* [Information shown]

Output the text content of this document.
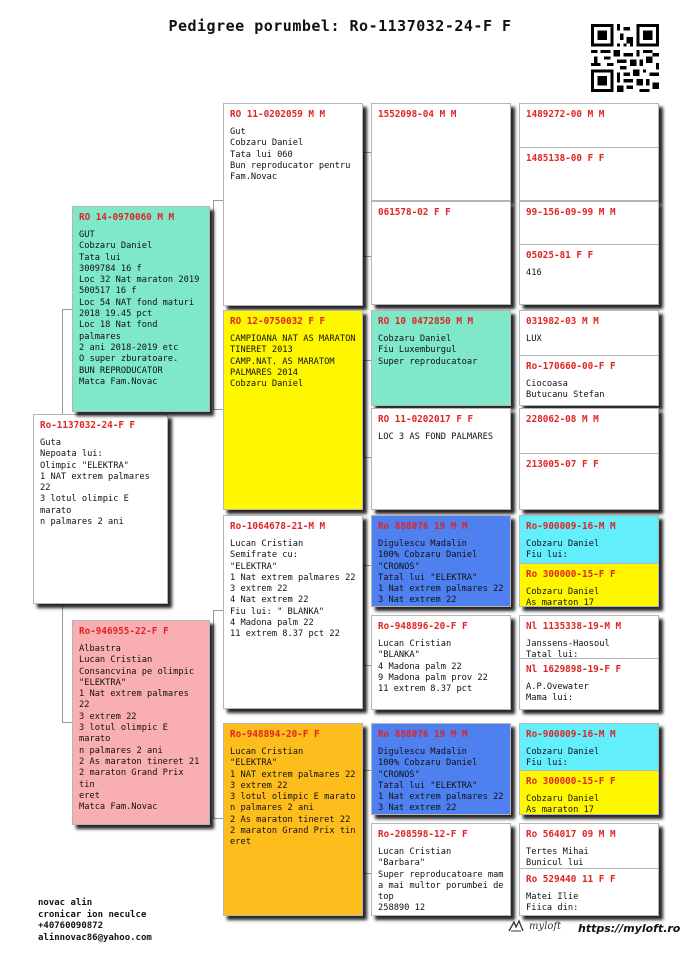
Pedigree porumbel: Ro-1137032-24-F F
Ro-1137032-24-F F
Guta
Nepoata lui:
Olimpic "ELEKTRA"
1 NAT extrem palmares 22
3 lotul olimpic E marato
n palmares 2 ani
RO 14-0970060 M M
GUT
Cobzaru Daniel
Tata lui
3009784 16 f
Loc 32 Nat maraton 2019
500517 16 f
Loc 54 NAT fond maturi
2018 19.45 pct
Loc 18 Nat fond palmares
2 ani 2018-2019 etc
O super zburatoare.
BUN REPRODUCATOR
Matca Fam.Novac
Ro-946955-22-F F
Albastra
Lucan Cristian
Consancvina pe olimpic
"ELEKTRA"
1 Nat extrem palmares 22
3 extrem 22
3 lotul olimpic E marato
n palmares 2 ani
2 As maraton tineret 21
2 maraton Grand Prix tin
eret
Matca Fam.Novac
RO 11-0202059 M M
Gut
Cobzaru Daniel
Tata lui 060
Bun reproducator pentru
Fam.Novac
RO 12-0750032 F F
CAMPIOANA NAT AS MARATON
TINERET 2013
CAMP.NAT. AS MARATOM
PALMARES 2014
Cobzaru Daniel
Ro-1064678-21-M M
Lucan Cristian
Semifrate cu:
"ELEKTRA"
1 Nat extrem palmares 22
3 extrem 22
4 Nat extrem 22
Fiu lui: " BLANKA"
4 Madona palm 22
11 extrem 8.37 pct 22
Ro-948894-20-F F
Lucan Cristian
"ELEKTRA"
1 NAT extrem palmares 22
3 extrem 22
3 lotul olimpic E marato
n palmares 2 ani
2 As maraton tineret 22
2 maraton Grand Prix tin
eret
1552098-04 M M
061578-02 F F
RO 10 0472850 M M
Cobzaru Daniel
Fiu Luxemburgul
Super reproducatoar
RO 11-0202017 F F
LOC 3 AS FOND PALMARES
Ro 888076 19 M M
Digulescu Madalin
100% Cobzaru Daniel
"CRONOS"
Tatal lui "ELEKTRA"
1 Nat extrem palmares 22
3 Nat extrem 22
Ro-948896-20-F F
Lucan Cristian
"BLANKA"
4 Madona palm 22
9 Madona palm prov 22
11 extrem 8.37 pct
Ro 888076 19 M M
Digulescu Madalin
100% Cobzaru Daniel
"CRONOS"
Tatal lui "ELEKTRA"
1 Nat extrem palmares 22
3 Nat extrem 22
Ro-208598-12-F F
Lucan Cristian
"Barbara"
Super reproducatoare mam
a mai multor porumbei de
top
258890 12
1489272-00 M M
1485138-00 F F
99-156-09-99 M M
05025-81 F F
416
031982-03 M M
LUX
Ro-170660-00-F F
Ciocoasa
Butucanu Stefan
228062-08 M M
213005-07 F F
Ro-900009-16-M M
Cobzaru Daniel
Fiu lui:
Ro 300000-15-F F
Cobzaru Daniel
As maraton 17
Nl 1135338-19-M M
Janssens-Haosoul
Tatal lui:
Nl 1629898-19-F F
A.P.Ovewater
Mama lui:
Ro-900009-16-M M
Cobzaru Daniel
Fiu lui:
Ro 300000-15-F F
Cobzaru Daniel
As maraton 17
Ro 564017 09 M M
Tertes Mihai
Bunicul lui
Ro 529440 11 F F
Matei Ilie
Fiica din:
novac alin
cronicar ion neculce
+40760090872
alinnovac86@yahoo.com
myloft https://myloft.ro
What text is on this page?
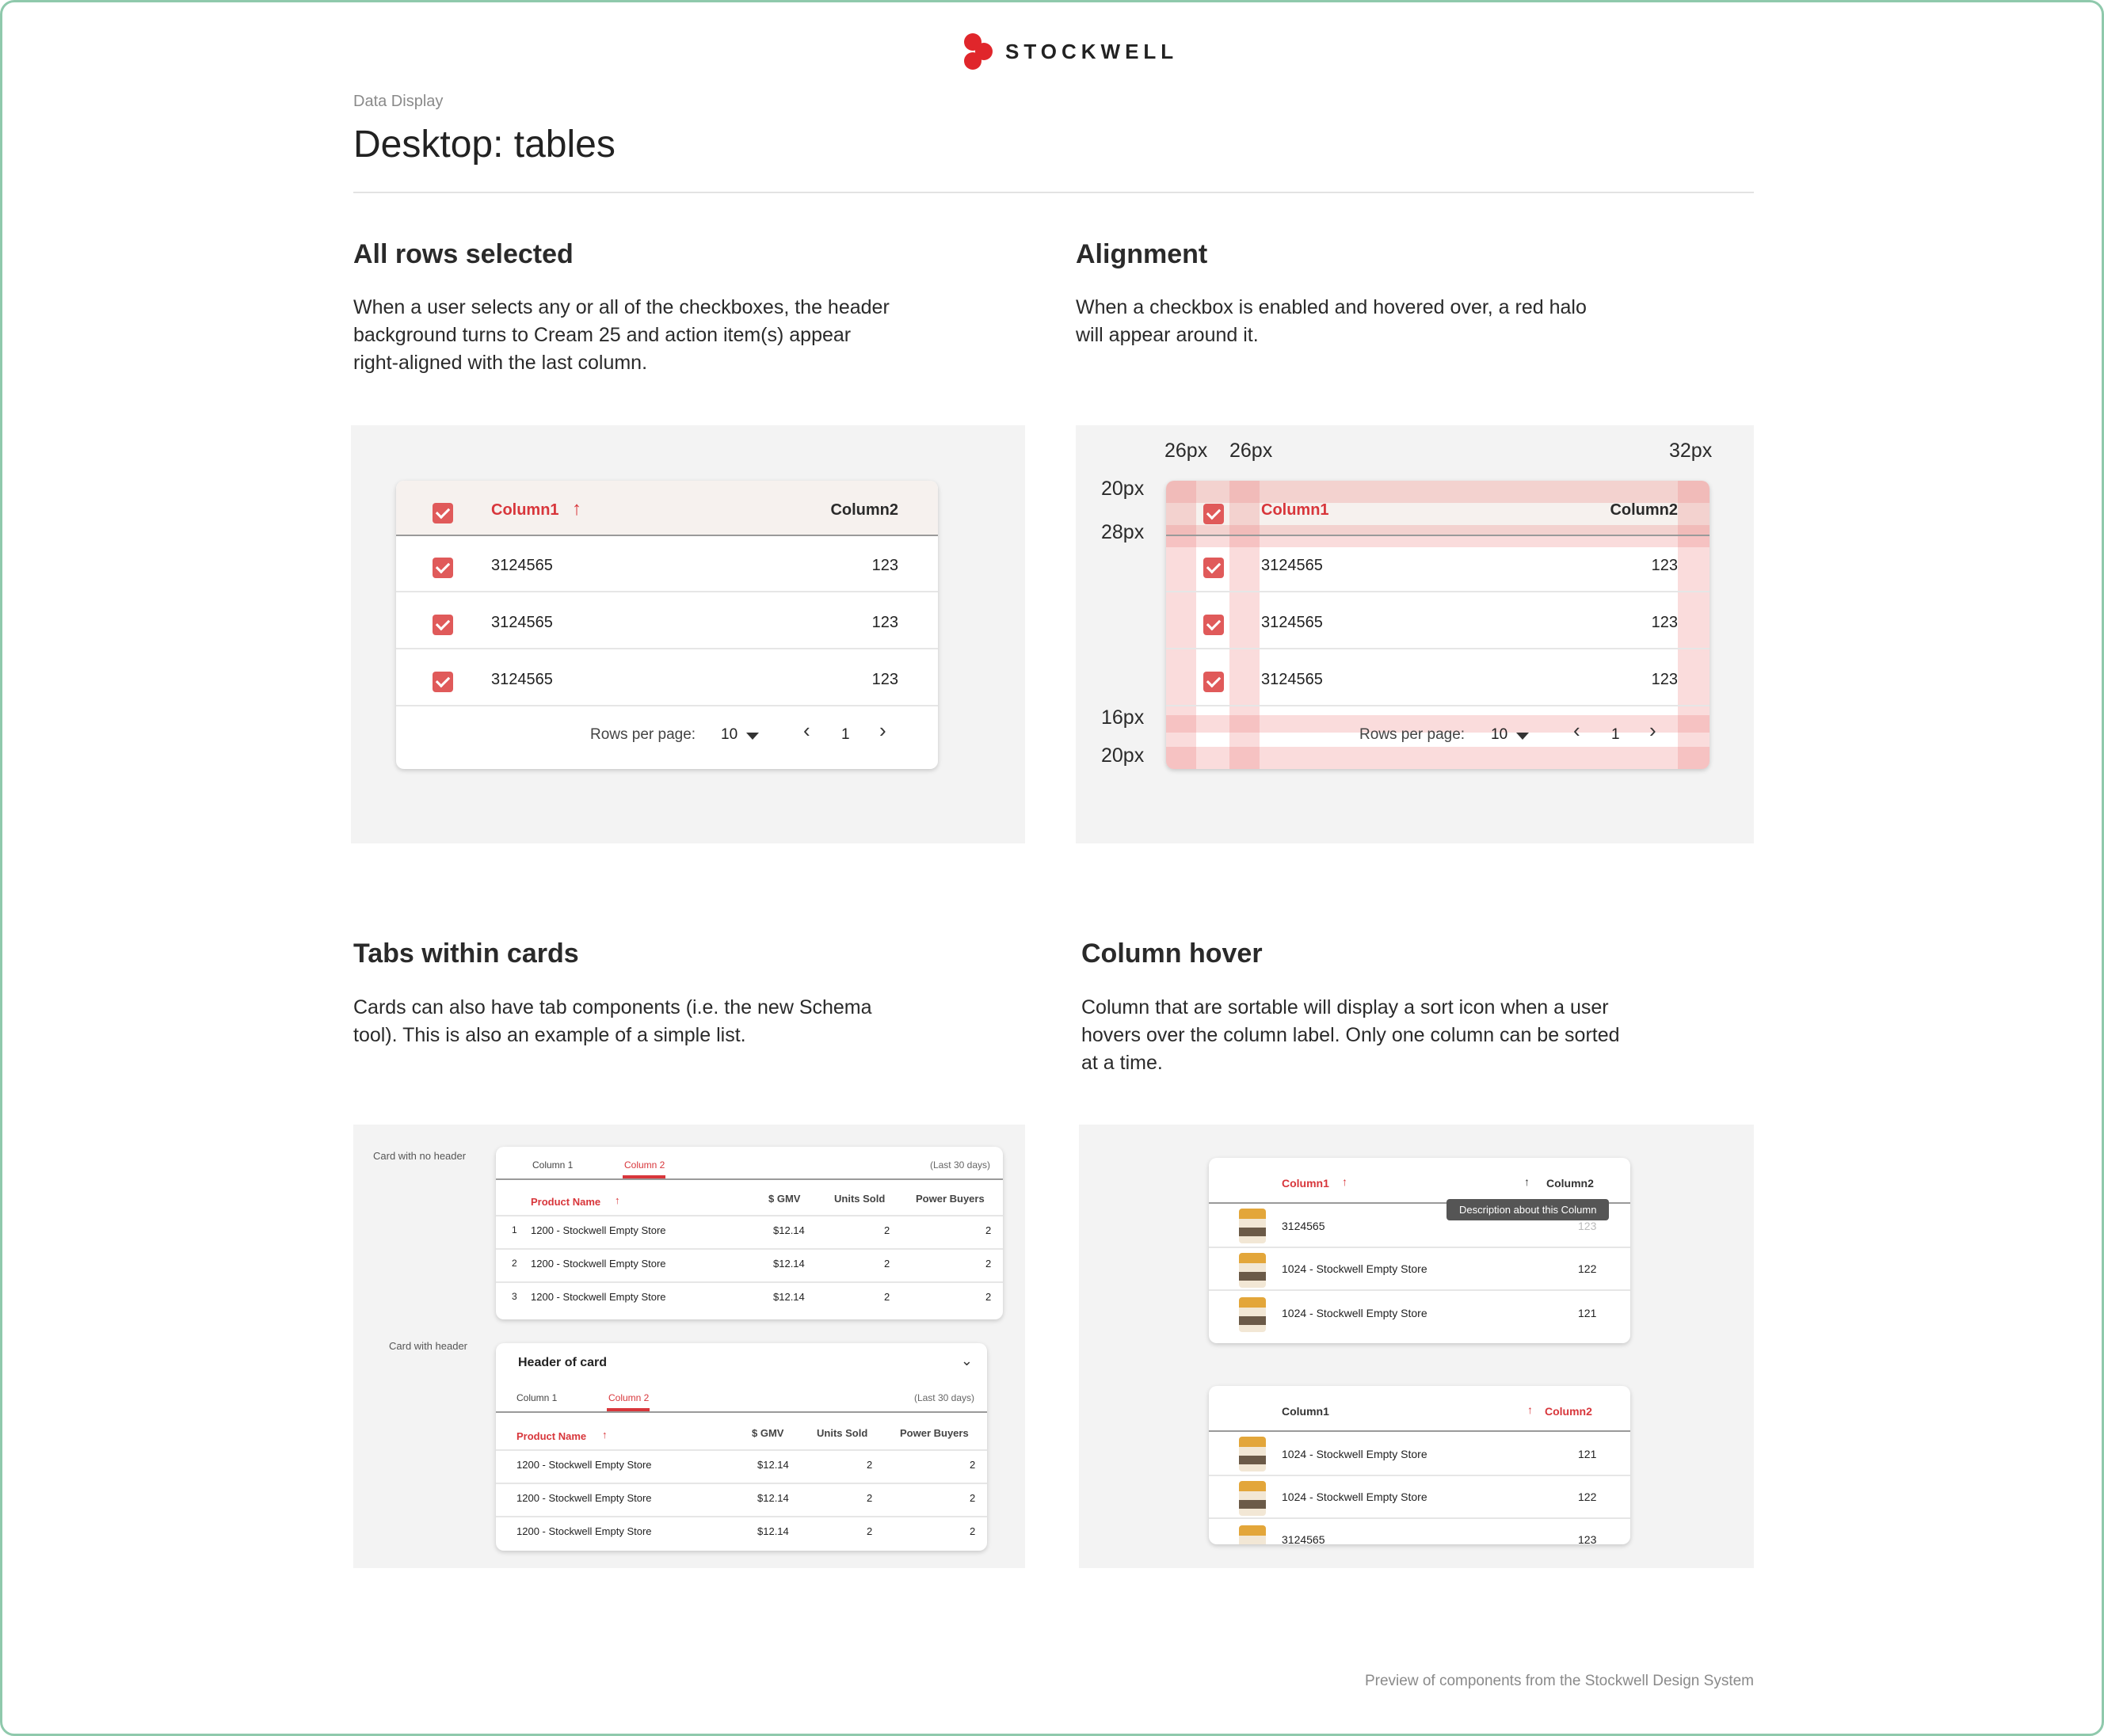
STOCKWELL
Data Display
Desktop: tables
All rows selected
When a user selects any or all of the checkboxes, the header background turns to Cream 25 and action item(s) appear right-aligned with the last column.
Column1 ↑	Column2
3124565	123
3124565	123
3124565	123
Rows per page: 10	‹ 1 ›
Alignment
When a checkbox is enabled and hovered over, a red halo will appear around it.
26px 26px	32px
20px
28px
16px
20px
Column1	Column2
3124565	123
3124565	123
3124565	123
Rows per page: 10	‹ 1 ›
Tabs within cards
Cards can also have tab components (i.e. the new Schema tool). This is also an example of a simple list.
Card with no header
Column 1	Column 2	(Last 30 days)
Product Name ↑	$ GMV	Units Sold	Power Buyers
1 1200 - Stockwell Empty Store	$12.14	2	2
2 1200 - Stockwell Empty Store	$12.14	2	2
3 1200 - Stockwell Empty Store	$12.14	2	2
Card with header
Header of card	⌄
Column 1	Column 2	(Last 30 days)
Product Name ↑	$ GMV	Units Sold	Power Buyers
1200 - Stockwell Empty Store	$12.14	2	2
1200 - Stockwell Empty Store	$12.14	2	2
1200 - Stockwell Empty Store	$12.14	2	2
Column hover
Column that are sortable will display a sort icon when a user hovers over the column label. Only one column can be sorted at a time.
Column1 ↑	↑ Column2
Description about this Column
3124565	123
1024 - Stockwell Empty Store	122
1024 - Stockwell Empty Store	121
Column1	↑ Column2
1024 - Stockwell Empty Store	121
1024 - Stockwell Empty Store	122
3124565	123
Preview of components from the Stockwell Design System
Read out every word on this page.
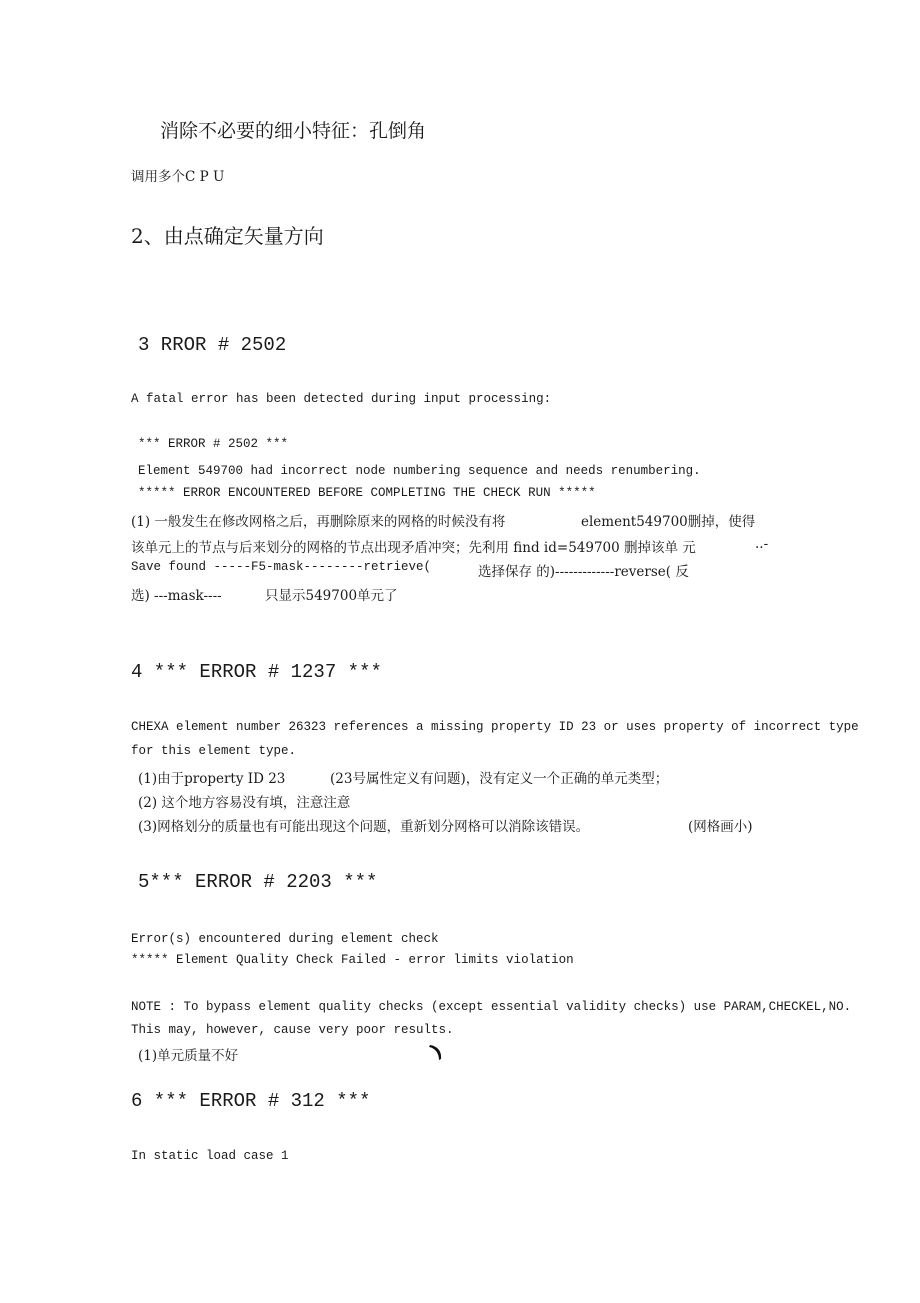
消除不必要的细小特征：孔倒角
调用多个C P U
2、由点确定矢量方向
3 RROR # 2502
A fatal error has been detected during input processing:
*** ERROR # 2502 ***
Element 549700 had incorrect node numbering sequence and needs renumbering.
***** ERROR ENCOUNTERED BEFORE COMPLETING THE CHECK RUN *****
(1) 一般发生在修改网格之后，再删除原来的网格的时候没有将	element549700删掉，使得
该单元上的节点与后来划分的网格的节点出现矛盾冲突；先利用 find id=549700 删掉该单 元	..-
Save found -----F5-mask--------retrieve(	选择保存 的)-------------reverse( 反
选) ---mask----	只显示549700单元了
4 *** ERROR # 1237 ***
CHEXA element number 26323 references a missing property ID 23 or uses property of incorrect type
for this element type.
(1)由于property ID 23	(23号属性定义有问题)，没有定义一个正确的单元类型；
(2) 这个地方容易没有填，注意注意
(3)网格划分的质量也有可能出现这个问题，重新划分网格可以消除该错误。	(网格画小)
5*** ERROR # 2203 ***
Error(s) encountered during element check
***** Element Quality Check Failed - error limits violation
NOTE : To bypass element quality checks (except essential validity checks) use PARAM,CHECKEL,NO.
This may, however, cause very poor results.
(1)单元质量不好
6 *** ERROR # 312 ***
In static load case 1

* [Directive]
All of the material above needs to be restated exactly, with no pictures.

* [Solved problem]
Output the text content of this document.
Pedigree porumbel: Ro-1137032-24-F F
Ro-1137032-24-F F
Guta
Nepoata lui:
Olimpic "ELEKTRA"
1 NAT extrem palmares 22
3 lotul olimpic E marato
n palmares 2 ani
RO 14-0970060 M M
GUT
Cobzaru Daniel
Tata lui
3009784 16 f
Loc 32 Nat maraton 2019
500517 16 f
Loc 54 NAT fond maturi
2018 19.45 pct
Loc 18 Nat fond palmares
2 ani 2018-2019 etc
O super zburatoare.
BUN REPRODUCATOR
Matca Fam.Novac
Ro-946955-22-F F
Albastra
Lucan Cristian
Consancvina pe olimpic
"ELEKTRA"
1 Nat extrem palmares 22
3 extrem 22
3 lotul olimpic E marato
n palmares 2 ani
2 As maraton tineret 21
2 maraton Grand Prix tin
eret
Matca Fam.Novac
RO 11-0202059 M M
Gut
Cobzaru Daniel
Tata lui 060
Bun reproducator pentru
Fam.Novac
RO 12-0750032 F F
CAMPIOANA NAT AS MARATON
TINERET 2013
CAMP.NAT. AS MARATOM
PALMARES 2014
Cobzaru Daniel
Ro-1064678-21-M M
Lucan Cristian
Semifrate cu:
"ELEKTRA"
1 Nat extrem palmares 22
3 extrem 22
4 Nat extrem 22
Fiu lui: " BLANKA"
4 Madona palm 22
11 extrem 8.37 pct 22
Ro-948894-20-F F
Lucan Cristian
"ELEKTRA"
1 NAT extrem palmares 22
3 extrem 22
3 lotul olimpic E marato
n palmares 2 ani
2 As maraton tineret 22
2 maraton Grand Prix tin
eret
1552098-04 M M
061578-02 F F
RO 10 0472850 M M
Cobzaru Daniel
Fiu Luxemburgul
Super reproducatoar
RO 11-0202017 F F
LOC 3 AS FOND PALMARES
Ro 888076 19 M M
Digulescu Madalin
100% Cobzaru Daniel
"CRONOS"
Tatal lui "ELEKTRA"
1 Nat extrem palmares 22
3 Nat extrem 22
Ro-948896-20-F F
Lucan Cristian
"BLANKA"
4 Madona palm 22
9 Madona palm prov 22
11 extrem 8.37 pct
Ro 888076 19 M M
Digulescu Madalin
100% Cobzaru Daniel
"CRONOS"
Tatal lui "ELEKTRA"
1 Nat extrem palmares 22
3 Nat extrem 22
Ro-208598-12-F F
Lucan Cristian
"Barbara"
Super reproducatoare mam
a mai multor porumbei de
top
258890 12
1489272-00 M M
1485138-00 F F
99-156-09-99 M M
05025-81 F F
416
031982-03 M M
LUX
Ro-170660-00-F F
Ciocoasa
Butucanu Stefan
228062-08 M M
213005-07 F F
Ro-900009-16-M M
Cobzaru Daniel
Fiu lui:
Ro 300000-15-F F
Cobzaru Daniel
As maraton 17
Nl 1135338-19-M M
Janssens-Haosoul
Tatal lui:
Nl 1629898-19-F F
A.P.Ovewater
Mama lui:
Ro-900009-16-M M
Cobzaru Daniel
Fiu lui:
Ro 300000-15-F F
Cobzaru Daniel
As maraton 17
Ro 564017 09 M M
Tertes Mihai
Bunicul lui
Ro 529440 11 F F
Matei Ilie
Fiica din:
novac alin
cronicar ion neculce
+40760090872
alinnovac86@yahoo.com
myloft https://myloft.ro
What text is on this page?
STOCKWELL
Data Display
Desktop: tables
All rows selected
When a user selects any or all of the checkboxes, the header background turns to Cream 25 and action item(s) appear right-aligned with the last column.
Column1 ↑	Column2
3124565	123
3124565	123
3124565	123
Rows per page: 10	‹ 1 ›
Alignment
When a checkbox is enabled and hovered over, a red halo will appear around it.
26px 26px	32px
20px
28px
16px
20px
Column1	Column2
3124565	123
3124565	123
3124565	123
Rows per page: 10	‹ 1 ›
Tabs within cards
Cards can also have tab components (i.e. the new Schema tool). This is also an example of a simple list.
Card with no header
Column 1	Column 2	(Last 30 days)
Product Name ↑	$ GMV	Units Sold	Power Buyers
1 1200 - Stockwell Empty Store	$12.14	2	2
2 1200 - Stockwell Empty Store	$12.14	2	2
3 1200 - Stockwell Empty Store	$12.14	2	2
Card with header
Header of card	⌄
Column 1	Column 2	(Last 30 days)
Product Name ↑	$ GMV	Units Sold	Power Buyers
1200 - Stockwell Empty Store	$12.14	2	2
1200 - Stockwell Empty Store	$12.14	2	2
1200 - Stockwell Empty Store	$12.14	2	2
Column hover
Column that are sortable will display a sort icon when a user hovers over the column label. Only one column can be sorted at a time.
Column1 ↑	↑ Column2
Description about this Column
3124565	123
1024 - Stockwell Empty Store	122
1024 - Stockwell Empty Store	121
Column1	↑ Column2
1024 - Stockwell Empty Store	121
1024 - Stockwell Empty Store	122
3124565	123
Preview of components from the Stockwell Design System
Read out every word on this page.
消除不必要的细小特征：孔倒角
调用多个C P U
2、由点确定矢量方向
3 RROR # 2502
A fatal error has been detected during input processing:
*** ERROR # 2502 ***
Element 549700 had incorrect node numbering sequence and needs renumbering.
***** ERROR ENCOUNTERED BEFORE COMPLETING THE CHECK RUN *****
(1) 一般发生在修改网格之后，再删除原来的网格的时候没有将	element549700删掉，使得
该单元上的节点与后来划分的网格的节点出现矛盾冲突；先利用 find id=549700 删掉该单 元	..-
Save found -----F5-mask--------retrieve(	选择保存 的)-------------reverse( 反
选) ---mask----	只显示549700单元了
4 *** ERROR # 1237 ***
CHEXA element number 26323 references a missing property ID 23 or uses property of incorrect type
for this element type.
(1)由于property ID 23	(23号属性定义有问题)，没有定义一个正确的单元类型；
(2) 这个地方容易没有填，注意注意
(3)网格划分的质量也有可能出现这个问题，重新划分网格可以消除该错误。	(网格画小)
5*** ERROR # 2203 ***
Error(s) encountered during element check
***** Element Quality Check Failed - error limits violation
NOTE : To bypass element quality checks (except essential validity checks) use PARAM,CHECKEL,NO.
This may, however, cause very poor results.
(1)单元质量不好
6 *** ERROR # 312 ***
In static load case 1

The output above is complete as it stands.